• [Requirement]: Type out the data exactly as given. Skip any image.

• [Supplied records]:
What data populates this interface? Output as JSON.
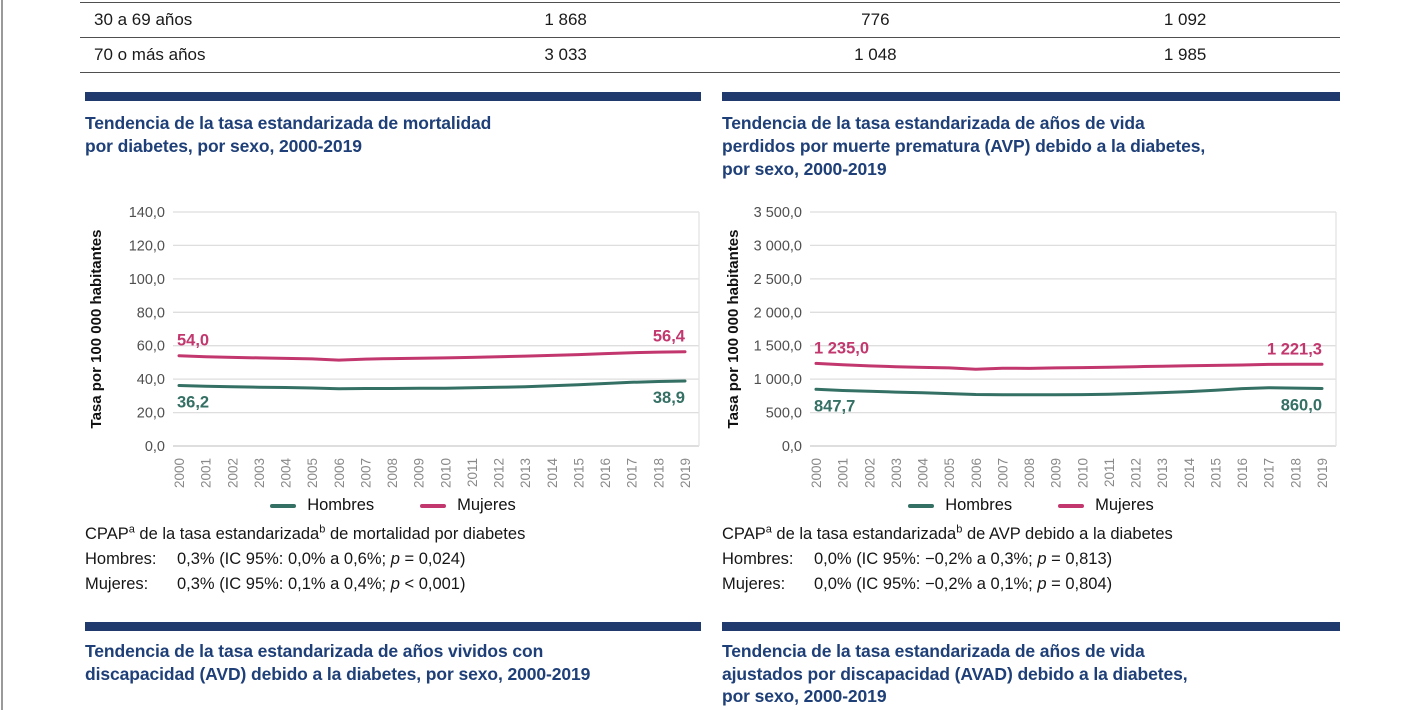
{
  "colors": {
    "navy_bar": "#203a6d",
    "navy_title": "#1e3f77",
    "hombres": "#357065",
    "mujeres": "#c2386e",
    "grid": "#dedede",
    "baseline": "#c9c9c9",
    "y_tick_text": "#4f4f4f",
    "x_tick_text": "#8a8a8a"
  },
  "table": {
    "rows": [
      {
        "label": "30 a 69 años",
        "values": [
          "1 868",
          "776",
          "1 092"
        ]
      },
      {
        "label": "70 o más años",
        "values": [
          "3 033",
          "1 048",
          "1 985"
        ]
      }
    ]
  },
  "panels": [
    {
      "id": "mortalidad",
      "title_lines": [
        "Tendencia de la tasa estandarizada de mortalidad",
        "por diabetes, por sexo, 2000-2019",
        ""
      ],
      "cpap": {
        "heading": {
          "prefix": "CPAP",
          "sup_a": "a",
          "mid": " de la tasa estandarizada",
          "sup_b": "b",
          "suffix": " de mortalidad por diabetes"
        },
        "rows": [
          {
            "label": "Hombres:",
            "ci": "0,3% (IC 95%: 0,0% a 0,6%; ",
            "p": "p",
            "tail": " = 0,024)"
          },
          {
            "label": "Mujeres:",
            "ci": "0,3% (IC 95%: 0,1% a 0,4%; ",
            "p": "p",
            "tail": " < 0,001)"
          }
        ]
      }
    },
    {
      "id": "avp",
      "title_lines": [
        "Tendencia de la tasa estandarizada de años de vida",
        "perdidos por muerte prematura (AVP) debido a la diabetes,",
        "por sexo, 2000-2019"
      ],
      "cpap": {
        "heading": {
          "prefix": "CPAP",
          "sup_a": "a",
          "mid": " de la tasa estandarizada",
          "sup_b": "b",
          "suffix": " de AVP debido a la diabetes"
        },
        "rows": [
          {
            "label": "Hombres:",
            "ci": "0,0% (IC 95%: −0,2% a 0,3%; ",
            "p": "p",
            "tail": " = 0,813)"
          },
          {
            "label": "Mujeres:",
            "ci": "0,0% (IC 95%: −0,2% a 0,1%; ",
            "p": "p",
            "tail": " = 0,804)"
          }
        ]
      }
    },
    {
      "id": "avd",
      "title_lines": [
        "Tendencia de la tasa estandarizada de años vividos con",
        "discapacidad (AVD) debido a la diabetes, por sexo, 2000-2019",
        ""
      ]
    },
    {
      "id": "avad",
      "title_lines": [
        "Tendencia de la tasa estandarizada de años de vida",
        "ajustados por discapacidad (AVAD) debido a la diabetes,",
        "por sexo, 2000-2019"
      ]
    }
  ],
  "chart_data": [
    {
      "type": "line",
      "name": "mortalidad",
      "title": "Tendencia de la tasa estandarizada de mortalidad por diabetes, por sexo, 2000-2019",
      "xlabel": "",
      "ylabel": "Tasa por 100 000 habitantes",
      "x": [
        2000,
        2001,
        2002,
        2003,
        2004,
        2005,
        2006,
        2007,
        2008,
        2009,
        2010,
        2011,
        2012,
        2013,
        2014,
        2015,
        2016,
        2017,
        2018,
        2019
      ],
      "ylim": [
        0,
        140
      ],
      "ytick_values": [
        0,
        20,
        40,
        60,
        80,
        100,
        120,
        140
      ],
      "ytick_labels": [
        "0,0",
        "20,0",
        "40,0",
        "60,0",
        "80,0",
        "100,0",
        "120,0",
        "140,0"
      ],
      "grid": true,
      "legend_position": "bottom",
      "series": [
        {
          "name": "Hombres",
          "color": "#357065",
          "label_side": "below",
          "start_label": "36,2",
          "end_label": "38,9",
          "values": [
            36.2,
            35.8,
            35.5,
            35.2,
            35.0,
            34.7,
            34.3,
            34.4,
            34.4,
            34.5,
            34.6,
            34.8,
            35.1,
            35.5,
            36.0,
            36.6,
            37.4,
            38.1,
            38.6,
            38.9
          ]
        },
        {
          "name": "Mujeres",
          "color": "#c2386e",
          "label_side": "above",
          "start_label": "54,0",
          "end_label": "56,4",
          "values": [
            54.0,
            53.4,
            53.0,
            52.7,
            52.4,
            52.1,
            51.4,
            52.0,
            52.3,
            52.5,
            52.7,
            53.0,
            53.4,
            53.8,
            54.2,
            54.7,
            55.3,
            55.8,
            56.2,
            56.4
          ]
        }
      ]
    },
    {
      "type": "line",
      "name": "avp",
      "title": "Tendencia de la tasa estandarizada de años de vida perdidos por muerte prematura (AVP) debido a la diabetes, por sexo, 2000-2019",
      "xlabel": "",
      "ylabel": "Tasa por 100 000 habitantes",
      "x": [
        2000,
        2001,
        2002,
        2003,
        2004,
        2005,
        2006,
        2007,
        2008,
        2009,
        2010,
        2011,
        2012,
        2013,
        2014,
        2015,
        2016,
        2017,
        2018,
        2019
      ],
      "ylim": [
        0,
        3500
      ],
      "ytick_values": [
        0,
        500,
        1000,
        1500,
        2000,
        2500,
        3000,
        3500
      ],
      "ytick_labels": [
        "0,0",
        "500,0",
        "1 000,0",
        "1 500,0",
        "2 000,0",
        "2 500,0",
        "3 000,0",
        "3 500,0"
      ],
      "grid": true,
      "legend_position": "bottom",
      "series": [
        {
          "name": "Hombres",
          "color": "#357065",
          "label_side": "below",
          "start_label": "847,7",
          "end_label": "860,0",
          "values": [
            847.7,
            830,
            818,
            806,
            795,
            784,
            770,
            768,
            766,
            766,
            769,
            775,
            786,
            799,
            814,
            833,
            858,
            872,
            866,
            860.0
          ]
        },
        {
          "name": "Mujeres",
          "color": "#c2386e",
          "label_side": "above",
          "start_label": "1 235,0",
          "end_label": "1 221,3",
          "values": [
            1235.0,
            1214,
            1198,
            1186,
            1176,
            1168,
            1148,
            1164,
            1160,
            1168,
            1172,
            1178,
            1186,
            1194,
            1200,
            1206,
            1212,
            1220,
            1222,
            1221.3
          ]
        }
      ]
    }
  ]
}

• [Response]:
What data populates this interface? Output as JSON.
{
  "colors": {
    "navy_bar": "#203a6d",
    "navy_title": "#1e3f77",
    "hombres": "#357065",
    "mujeres": "#c2386e",
    "grid": "#dedede",
    "baseline": "#c9c9c9",
    "y_tick_text": "#4f4f4f",
    "x_tick_text": "#8a8a8a"
  },
  "table": {
    "rows": [
      {
        "label": "30 a 69 años",
        "values": [
          "1 868",
          "776",
          "1 092"
        ]
      },
      {
        "label": "70 o más años",
        "values": [
          "3 033",
          "1 048",
          "1 985"
        ]
      }
    ]
  },
  "panels": [
    {
      "id": "mortalidad",
      "title_lines": [
        "Tendencia de la tasa estandarizada de mortalidad",
        "por diabetes, por sexo, 2000-2019",
        ""
      ],
      "cpap": {
        "heading": {
          "prefix": "CPAP",
          "sup_a": "a",
          "mid": " de la tasa estandarizada",
          "sup_b": "b",
          "suffix": " de mortalidad por diabetes"
        },
        "rows": [
          {
            "label": "Hombres:",
            "ci": "0,3% (IC 95%: 0,0% a 0,6%; ",
            "p": "p",
            "tail": " = 0,024)"
          },
          {
            "label": "Mujeres:",
            "ci": "0,3% (IC 95%: 0,1% a 0,4%; ",
            "p": "p",
            "tail": " < 0,001)"
          }
        ]
      }
    },
    {
      "id": "avp",
      "title_lines": [
        "Tendencia de la tasa estandarizada de años de vida",
        "perdidos por muerte prematura (AVP) debido a la diabetes,",
        "por sexo, 2000-2019"
      ],
      "cpap": {
        "heading": {
          "prefix": "CPAP",
          "sup_a": "a",
          "mid": " de la tasa estandarizada",
          "sup_b": "b",
          "suffix": " de AVP debido a la diabetes"
        },
        "rows": [
          {
            "label": "Hombres:",
            "ci": "0,0% (IC 95%: −0,2% a 0,3%; ",
            "p": "p",
            "tail": " = 0,813)"
          },
          {
            "label": "Mujeres:",
            "ci": "0,0% (IC 95%: −0,2% a 0,1%; ",
            "p": "p",
            "tail": " = 0,804)"
          }
        ]
      }
    },
    {
      "id": "avd",
      "title_lines": [
        "Tendencia de la tasa estandarizada de años vividos con",
        "discapacidad (AVD) debido a la diabetes, por sexo, 2000-2019",
        ""
      ]
    },
    {
      "id": "avad",
      "title_lines": [
        "Tendencia de la tasa estandarizada de años de vida",
        "ajustados por discapacidad (AVAD) debido a la diabetes,",
        "por sexo, 2000-2019"
      ]
    }
  ],
  "chart_data": [
    {
      "type": "line",
      "name": "mortalidad",
      "title": "Tendencia de la tasa estandarizada de mortalidad por diabetes, por sexo, 2000-2019",
      "xlabel": "",
      "ylabel": "Tasa por 100 000 habitantes",
      "x": [
        2000,
        2001,
        2002,
        2003,
        2004,
        2005,
        2006,
        2007,
        2008,
        2009,
        2010,
        2011,
        2012,
        2013,
        2014,
        2015,
        2016,
        2017,
        2018,
        2019
      ],
      "ylim": [
        0,
        140
      ],
      "ytick_values": [
        0,
        20,
        40,
        60,
        80,
        100,
        120,
        140
      ],
      "ytick_labels": [
        "0,0",
        "20,0",
        "40,0",
        "60,0",
        "80,0",
        "100,0",
        "120,0",
        "140,0"
      ],
      "grid": true,
      "legend_position": "bottom",
      "series": [
        {
          "name": "Hombres",
          "color": "#357065",
          "label_side": "below",
          "start_label": "36,2",
          "end_label": "38,9",
          "values": [
            36.2,
            35.8,
            35.5,
            35.2,
            35.0,
            34.7,
            34.3,
            34.4,
            34.4,
            34.5,
            34.6,
            34.8,
            35.1,
            35.5,
            36.0,
            36.6,
            37.4,
            38.1,
            38.6,
            38.9
          ]
        },
        {
          "name": "Mujeres",
          "color": "#c2386e",
          "label_side": "above",
          "start_label": "54,0",
          "end_label": "56,4",
          "values": [
            54.0,
            53.4,
            53.0,
            52.7,
            52.4,
            52.1,
            51.4,
            52.0,
            52.3,
            52.5,
            52.7,
            53.0,
            53.4,
            53.8,
            54.2,
            54.7,
            55.3,
            55.8,
            56.2,
            56.4
          ]
        }
      ]
    },
    {
      "type": "line",
      "name": "avp",
      "title": "Tendencia de la tasa estandarizada de años de vida perdidos por muerte prematura (AVP) debido a la diabetes, por sexo, 2000-2019",
      "xlabel": "",
      "ylabel": "Tasa por 100 000 habitantes",
      "x": [
        2000,
        2001,
        2002,
        2003,
        2004,
        2005,
        2006,
        2007,
        2008,
        2009,
        2010,
        2011,
        2012,
        2013,
        2014,
        2015,
        2016,
        2017,
        2018,
        2019
      ],
      "ylim": [
        0,
        3500
      ],
      "ytick_values": [
        0,
        500,
        1000,
        1500,
        2000,
        2500,
        3000,
        3500
      ],
      "ytick_labels": [
        "0,0",
        "500,0",
        "1 000,0",
        "1 500,0",
        "2 000,0",
        "2 500,0",
        "3 000,0",
        "3 500,0"
      ],
      "grid": true,
      "legend_position": "bottom",
      "series": [
        {
          "name": "Hombres",
          "color": "#357065",
          "label_side": "below",
          "start_label": "847,7",
          "end_label": "860,0",
          "values": [
            847.7,
            830,
            818,
            806,
            795,
            784,
            770,
            768,
            766,
            766,
            769,
            775,
            786,
            799,
            814,
            833,
            858,
            872,
            866,
            860.0
          ]
        },
        {
          "name": "Mujeres",
          "color": "#c2386e",
          "label_side": "above",
          "start_label": "1 235,0",
          "end_label": "1 221,3",
          "values": [
            1235.0,
            1214,
            1198,
            1186,
            1176,
            1168,
            1148,
            1164,
            1160,
            1168,
            1172,
            1178,
            1186,
            1194,
            1200,
            1206,
            1212,
            1220,
            1222,
            1221.3
          ]
        }
      ]
    }
  ]
}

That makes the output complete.